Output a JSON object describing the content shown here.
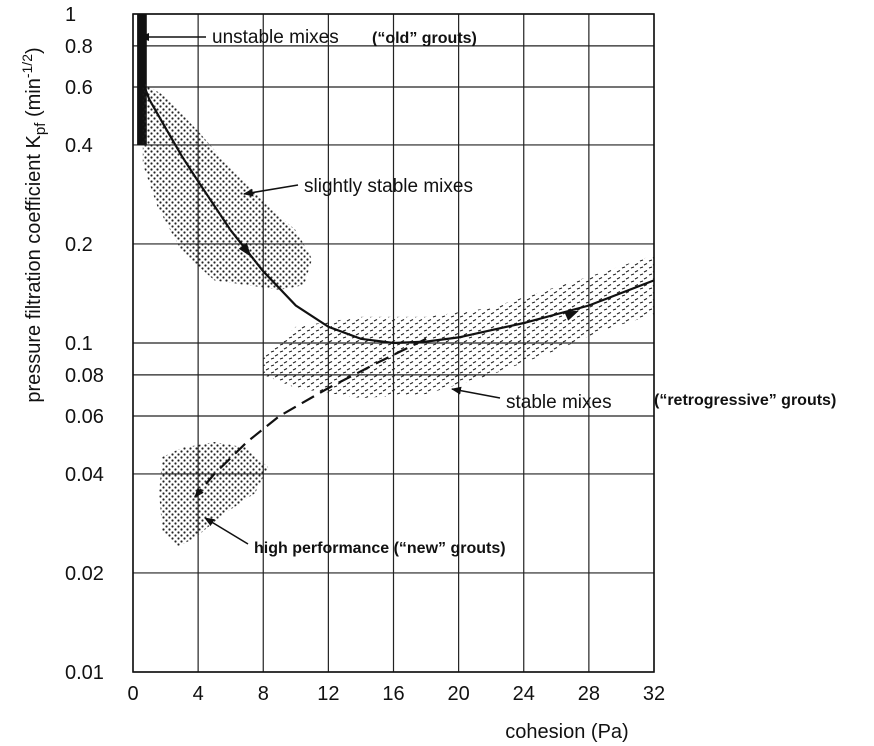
{
  "chart_data": {
    "type": "line",
    "xlabel": "cohesion (Pa)",
    "ylabel": "pressure filtration coefficient K",
    "ylabel_sub": "pf",
    "ylabel_unit_open": " (min",
    "ylabel_unit_exp": "-1/2",
    "ylabel_unit_close": ")",
    "xlim": [
      0,
      32
    ],
    "ylim": [
      0.01,
      1
    ],
    "y_scale": "log",
    "grid": true,
    "x_ticks": [
      0,
      4,
      8,
      12,
      16,
      20,
      24,
      28,
      32
    ],
    "x_tick_labels": [
      "0",
      "4",
      "8",
      "12",
      "16",
      "20",
      "24",
      "28",
      "32"
    ],
    "y_ticks": [
      0.01,
      0.02,
      0.04,
      0.06,
      0.08,
      0.1,
      0.2,
      0.4,
      0.6,
      0.8,
      1
    ],
    "y_tick_labels": [
      "0.01",
      "0.02",
      "0.04",
      "0.06",
      "0.08",
      "0.1",
      "0.2",
      "0.4",
      "0.6",
      "0.8",
      "1"
    ],
    "series": [
      {
        "style": "solid",
        "x": [
          0.5,
          1,
          2,
          3,
          4,
          6,
          8,
          10,
          12,
          14,
          16,
          18,
          20,
          24,
          28,
          32
        ],
        "y": [
          0.64,
          0.55,
          0.45,
          0.37,
          0.31,
          0.22,
          0.165,
          0.13,
          0.112,
          0.103,
          0.1,
          0.101,
          0.104,
          0.115,
          0.13,
          0.155
        ]
      },
      {
        "style": "dashed",
        "x": [
          18,
          15,
          12,
          9,
          7,
          5,
          3.8
        ],
        "y": [
          0.103,
          0.087,
          0.073,
          0.06,
          0.05,
          0.04,
          0.034
        ]
      }
    ],
    "regions": [
      {
        "name": "unstable mixes",
        "pattern": "solid",
        "points": [
          [
            0.25,
            1.0
          ],
          [
            0.85,
            1.0
          ],
          [
            0.85,
            0.4
          ],
          [
            0.25,
            0.4
          ]
        ]
      },
      {
        "name": "slightly stable mixes",
        "pattern": "dots",
        "points": [
          [
            0.6,
            0.62
          ],
          [
            2.0,
            0.56
          ],
          [
            4.0,
            0.44
          ],
          [
            6.0,
            0.34
          ],
          [
            8.0,
            0.27
          ],
          [
            10.0,
            0.22
          ],
          [
            11.0,
            0.18
          ],
          [
            10.5,
            0.15
          ],
          [
            9.0,
            0.145
          ],
          [
            7.0,
            0.15
          ],
          [
            5.0,
            0.155
          ],
          [
            3.0,
            0.19
          ],
          [
            1.5,
            0.26
          ],
          [
            0.6,
            0.35
          ]
        ]
      },
      {
        "name": "stable mixes",
        "pattern": "dashes",
        "points": [
          [
            8.0,
            0.09
          ],
          [
            10.0,
            0.112
          ],
          [
            14.0,
            0.12
          ],
          [
            18.0,
            0.12
          ],
          [
            22.0,
            0.128
          ],
          [
            26.0,
            0.148
          ],
          [
            29.0,
            0.165
          ],
          [
            32.0,
            0.185
          ],
          [
            32.0,
            0.122
          ],
          [
            29.0,
            0.11
          ],
          [
            26.0,
            0.095
          ],
          [
            22.0,
            0.08
          ],
          [
            18.0,
            0.07
          ],
          [
            14.0,
            0.068
          ],
          [
            10.0,
            0.073
          ],
          [
            8.0,
            0.08
          ]
        ]
      },
      {
        "name": "high performance",
        "pattern": "dots",
        "points": [
          [
            1.8,
            0.045
          ],
          [
            3.0,
            0.048
          ],
          [
            5.0,
            0.05
          ],
          [
            7.0,
            0.048
          ],
          [
            8.3,
            0.042
          ],
          [
            7.5,
            0.035
          ],
          [
            5.5,
            0.03
          ],
          [
            4.0,
            0.026
          ],
          [
            2.8,
            0.024
          ],
          [
            1.8,
            0.027
          ],
          [
            1.6,
            0.035
          ]
        ]
      }
    ],
    "annotations": [
      {
        "text": "unstable mixes",
        "style": "normal"
      },
      {
        "text": "(“old” grouts)",
        "style": "bold"
      },
      {
        "text": "slightly stable mixes",
        "style": "normal"
      },
      {
        "text": "stable mixes",
        "style": "normal"
      },
      {
        "text": "(“retrogressive” grouts)",
        "style": "bold"
      },
      {
        "text": "high performance (“new” grouts)",
        "style": "bold"
      }
    ]
  }
}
◇ ◇ ◇ ◇ ◇
• _What you will do_
Omit every picture, then repeat the remaining data exactly as it appears above.

• _Task result_
Output a JSON object describing the content shown here.
{
  "chart_data": {
    "type": "line",
    "xlabel": "cohesion (Pa)",
    "ylabel": "pressure filtration coefficient K",
    "ylabel_sub": "pf",
    "ylabel_unit_open": " (min",
    "ylabel_unit_exp": "-1/2",
    "ylabel_unit_close": ")",
    "xlim": [
      0,
      32
    ],
    "ylim": [
      0.01,
      1
    ],
    "y_scale": "log",
    "grid": true,
    "x_ticks": [
      0,
      4,
      8,
      12,
      16,
      20,
      24,
      28,
      32
    ],
    "x_tick_labels": [
      "0",
      "4",
      "8",
      "12",
      "16",
      "20",
      "24",
      "28",
      "32"
    ],
    "y_ticks": [
      0.01,
      0.02,
      0.04,
      0.06,
      0.08,
      0.1,
      0.2,
      0.4,
      0.6,
      0.8,
      1
    ],
    "y_tick_labels": [
      "0.01",
      "0.02",
      "0.04",
      "0.06",
      "0.08",
      "0.1",
      "0.2",
      "0.4",
      "0.6",
      "0.8",
      "1"
    ],
    "series": [
      {
        "style": "solid",
        "x": [
          0.5,
          1,
          2,
          3,
          4,
          6,
          8,
          10,
          12,
          14,
          16,
          18,
          20,
          24,
          28,
          32
        ],
        "y": [
          0.64,
          0.55,
          0.45,
          0.37,
          0.31,
          0.22,
          0.165,
          0.13,
          0.112,
          0.103,
          0.1,
          0.101,
          0.104,
          0.115,
          0.13,
          0.155
        ]
      },
      {
        "style": "dashed",
        "x": [
          18,
          15,
          12,
          9,
          7,
          5,
          3.8
        ],
        "y": [
          0.103,
          0.087,
          0.073,
          0.06,
          0.05,
          0.04,
          0.034
        ]
      }
    ],
    "regions": [
      {
        "name": "unstable mixes",
        "pattern": "solid",
        "points": [
          [
            0.25,
            1.0
          ],
          [
            0.85,
            1.0
          ],
          [
            0.85,
            0.4
          ],
          [
            0.25,
            0.4
          ]
        ]
      },
      {
        "name": "slightly stable mixes",
        "pattern": "dots",
        "points": [
          [
            0.6,
            0.62
          ],
          [
            2.0,
            0.56
          ],
          [
            4.0,
            0.44
          ],
          [
            6.0,
            0.34
          ],
          [
            8.0,
            0.27
          ],
          [
            10.0,
            0.22
          ],
          [
            11.0,
            0.18
          ],
          [
            10.5,
            0.15
          ],
          [
            9.0,
            0.145
          ],
          [
            7.0,
            0.15
          ],
          [
            5.0,
            0.155
          ],
          [
            3.0,
            0.19
          ],
          [
            1.5,
            0.26
          ],
          [
            0.6,
            0.35
          ]
        ]
      },
      {
        "name": "stable mixes",
        "pattern": "dashes",
        "points": [
          [
            8.0,
            0.09
          ],
          [
            10.0,
            0.112
          ],
          [
            14.0,
            0.12
          ],
          [
            18.0,
            0.12
          ],
          [
            22.0,
            0.128
          ],
          [
            26.0,
            0.148
          ],
          [
            29.0,
            0.165
          ],
          [
            32.0,
            0.185
          ],
          [
            32.0,
            0.122
          ],
          [
            29.0,
            0.11
          ],
          [
            26.0,
            0.095
          ],
          [
            22.0,
            0.08
          ],
          [
            18.0,
            0.07
          ],
          [
            14.0,
            0.068
          ],
          [
            10.0,
            0.073
          ],
          [
            8.0,
            0.08
          ]
        ]
      },
      {
        "name": "high performance",
        "pattern": "dots",
        "points": [
          [
            1.8,
            0.045
          ],
          [
            3.0,
            0.048
          ],
          [
            5.0,
            0.05
          ],
          [
            7.0,
            0.048
          ],
          [
            8.3,
            0.042
          ],
          [
            7.5,
            0.035
          ],
          [
            5.5,
            0.03
          ],
          [
            4.0,
            0.026
          ],
          [
            2.8,
            0.024
          ],
          [
            1.8,
            0.027
          ],
          [
            1.6,
            0.035
          ]
        ]
      }
    ],
    "annotations": [
      {
        "text": "unstable mixes",
        "style": "normal"
      },
      {
        "text": "(“old” grouts)",
        "style": "bold"
      },
      {
        "text": "slightly stable mixes",
        "style": "normal"
      },
      {
        "text": "stable mixes",
        "style": "normal"
      },
      {
        "text": "(“retrogressive” grouts)",
        "style": "bold"
      },
      {
        "text": "high performance (“new” grouts)",
        "style": "bold"
      }
    ]
  }
}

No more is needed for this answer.